## What needs to be done:
Reproduce the material in full, unchanged.

## Given data:
□ □ □ □ □ □ □

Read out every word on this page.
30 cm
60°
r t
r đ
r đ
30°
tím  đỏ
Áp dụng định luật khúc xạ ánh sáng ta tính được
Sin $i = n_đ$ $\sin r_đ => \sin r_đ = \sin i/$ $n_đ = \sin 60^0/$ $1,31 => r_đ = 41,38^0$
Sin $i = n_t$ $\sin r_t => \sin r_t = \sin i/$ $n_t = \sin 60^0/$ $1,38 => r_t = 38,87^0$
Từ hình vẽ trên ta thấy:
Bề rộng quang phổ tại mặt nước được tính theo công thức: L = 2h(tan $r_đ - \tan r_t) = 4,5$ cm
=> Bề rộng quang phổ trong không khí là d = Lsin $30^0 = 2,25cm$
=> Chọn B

□ □ □ □ □ □ □

## Output for this task:
Read out every word on this page.
30 cm
60°
r t
r đ
r đ
30°
tím  đỏ
Áp dụng định luật khúc xạ ánh sáng ta tính được
Sin $i = n_đ$ $\sin r_đ => \sin r_đ = \sin i/$ $n_đ = \sin 60^0/$ $1,31 => r_đ = 41,38^0$
Sin $i = n_t$ $\sin r_t => \sin r_t = \sin i/$ $n_t = \sin 60^0/$ $1,38 => r_t = 38,87^0$
Từ hình vẽ trên ta thấy:
Bề rộng quang phổ tại mặt nước được tính theo công thức: L = 2h(tan $r_đ - \tan r_t) = 4,5$ cm
=> Bề rộng quang phổ trong không khí là d = Lsin $30^0 = 2,25cm$
=> Chọn B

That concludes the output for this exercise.